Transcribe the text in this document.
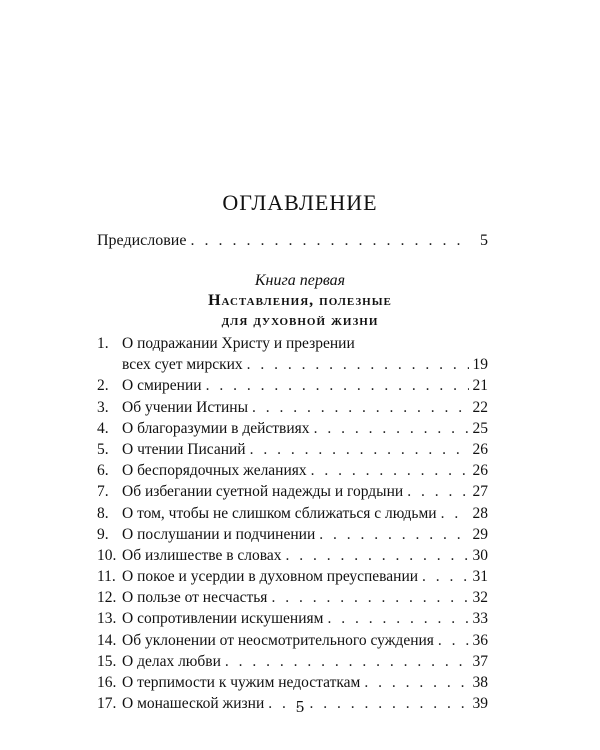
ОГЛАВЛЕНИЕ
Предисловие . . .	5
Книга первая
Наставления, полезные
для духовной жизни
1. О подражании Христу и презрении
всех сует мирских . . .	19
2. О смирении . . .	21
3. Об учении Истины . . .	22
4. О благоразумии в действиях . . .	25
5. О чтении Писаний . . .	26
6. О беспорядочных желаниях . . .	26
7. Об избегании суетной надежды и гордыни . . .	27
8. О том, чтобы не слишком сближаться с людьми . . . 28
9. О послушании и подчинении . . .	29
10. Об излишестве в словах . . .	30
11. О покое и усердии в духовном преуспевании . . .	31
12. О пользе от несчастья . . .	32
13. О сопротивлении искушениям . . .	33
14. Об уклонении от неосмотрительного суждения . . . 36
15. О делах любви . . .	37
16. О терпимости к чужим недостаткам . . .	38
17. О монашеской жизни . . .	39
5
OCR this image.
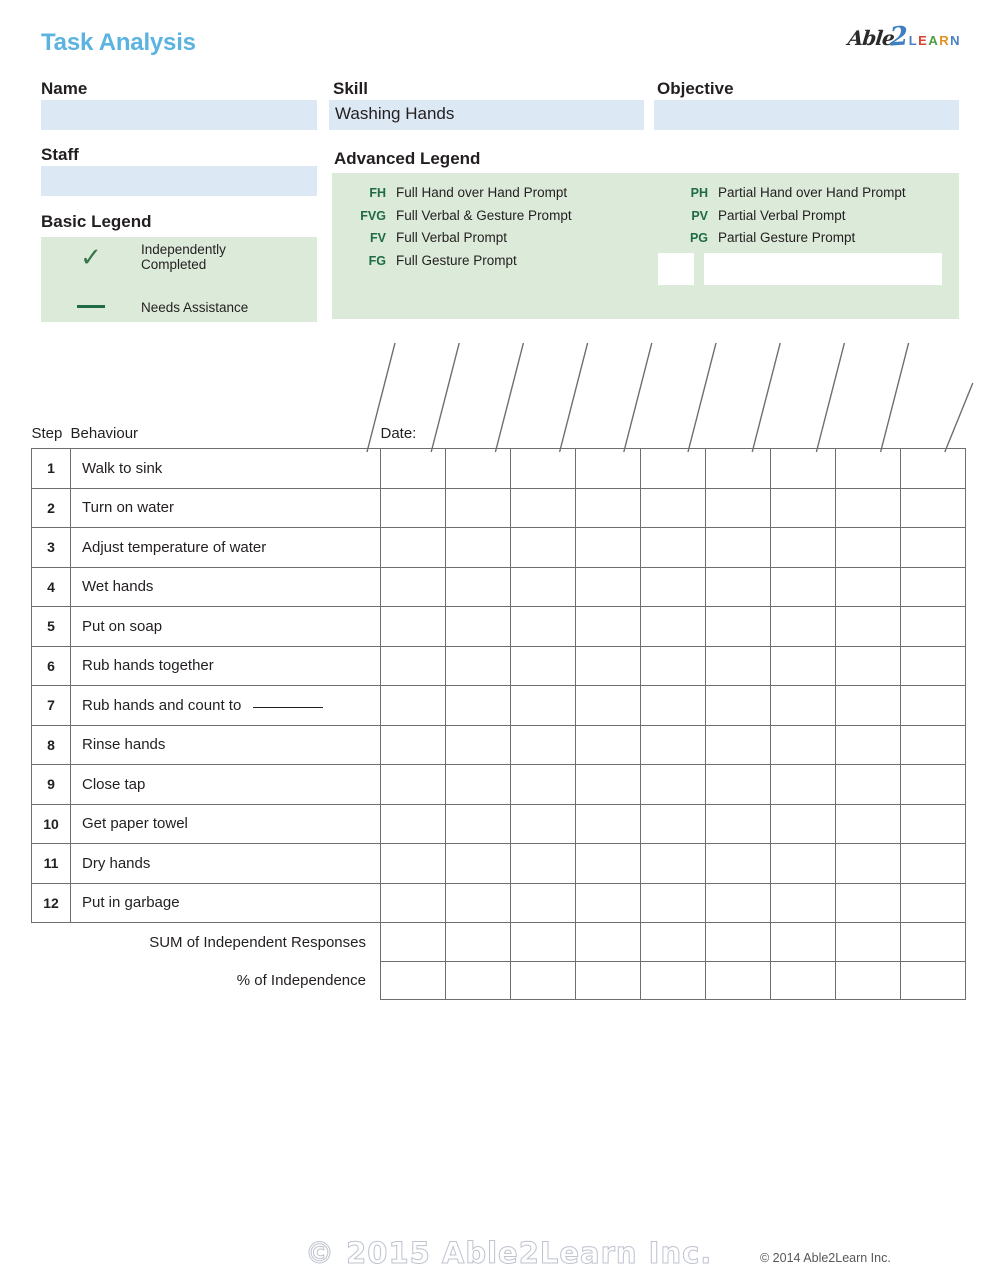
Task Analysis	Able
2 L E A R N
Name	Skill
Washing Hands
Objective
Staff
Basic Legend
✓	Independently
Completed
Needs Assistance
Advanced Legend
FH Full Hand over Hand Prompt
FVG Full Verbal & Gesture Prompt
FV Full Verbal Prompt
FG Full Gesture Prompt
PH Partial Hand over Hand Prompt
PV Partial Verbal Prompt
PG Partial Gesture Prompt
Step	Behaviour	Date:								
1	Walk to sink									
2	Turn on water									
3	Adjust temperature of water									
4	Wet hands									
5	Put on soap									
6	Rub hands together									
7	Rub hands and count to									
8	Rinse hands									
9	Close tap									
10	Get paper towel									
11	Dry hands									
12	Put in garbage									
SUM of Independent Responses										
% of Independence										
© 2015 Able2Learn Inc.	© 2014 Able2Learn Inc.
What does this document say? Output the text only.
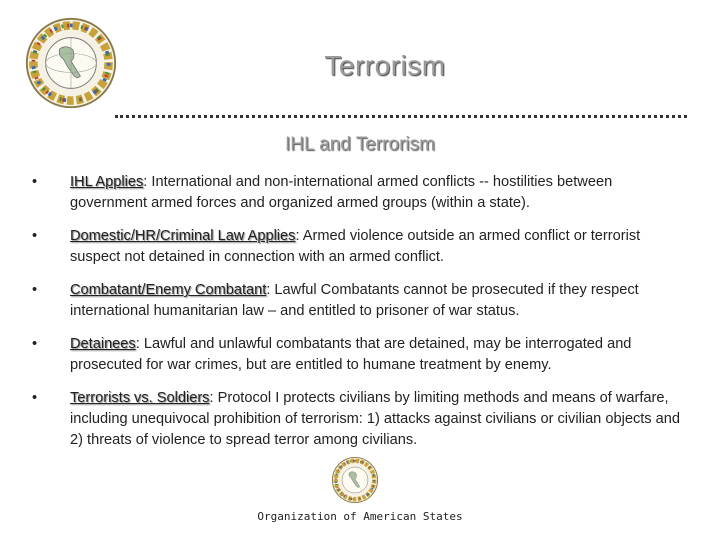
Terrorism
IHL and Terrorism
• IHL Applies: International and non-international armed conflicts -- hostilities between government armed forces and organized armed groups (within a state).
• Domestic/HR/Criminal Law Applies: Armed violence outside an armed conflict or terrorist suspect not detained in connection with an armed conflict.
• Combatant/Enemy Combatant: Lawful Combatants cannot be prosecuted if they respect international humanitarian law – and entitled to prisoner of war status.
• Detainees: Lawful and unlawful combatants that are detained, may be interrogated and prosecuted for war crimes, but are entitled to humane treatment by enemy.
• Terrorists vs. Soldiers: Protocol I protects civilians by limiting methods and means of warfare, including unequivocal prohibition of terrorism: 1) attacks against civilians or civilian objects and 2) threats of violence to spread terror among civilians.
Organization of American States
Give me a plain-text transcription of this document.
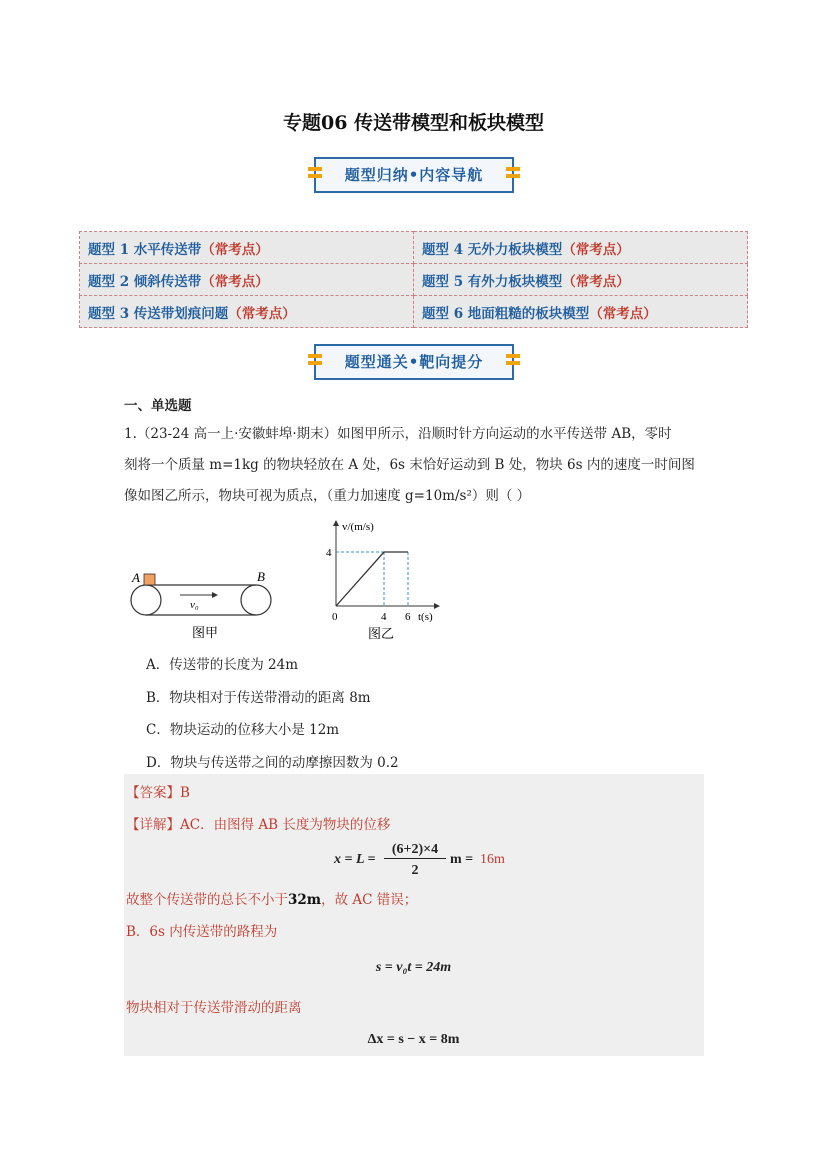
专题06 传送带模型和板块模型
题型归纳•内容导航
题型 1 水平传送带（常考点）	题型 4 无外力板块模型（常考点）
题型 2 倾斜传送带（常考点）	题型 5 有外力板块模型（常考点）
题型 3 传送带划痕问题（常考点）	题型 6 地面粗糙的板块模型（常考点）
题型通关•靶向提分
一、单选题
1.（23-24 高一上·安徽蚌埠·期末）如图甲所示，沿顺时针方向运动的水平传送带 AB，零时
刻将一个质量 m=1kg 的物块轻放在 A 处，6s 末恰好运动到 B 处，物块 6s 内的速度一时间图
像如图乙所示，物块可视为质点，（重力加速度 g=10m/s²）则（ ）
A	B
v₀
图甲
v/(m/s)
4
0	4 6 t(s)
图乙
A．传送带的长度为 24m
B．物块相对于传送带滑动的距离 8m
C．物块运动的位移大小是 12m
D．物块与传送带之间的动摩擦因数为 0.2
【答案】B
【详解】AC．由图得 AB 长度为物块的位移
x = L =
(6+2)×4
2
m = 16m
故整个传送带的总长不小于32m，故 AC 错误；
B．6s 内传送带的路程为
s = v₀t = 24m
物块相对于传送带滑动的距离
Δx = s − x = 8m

________________________________________

Pick out and copy the lines of the material that include the word "жизни".

для духовной жизни
17. О монашеской жизни . . .	39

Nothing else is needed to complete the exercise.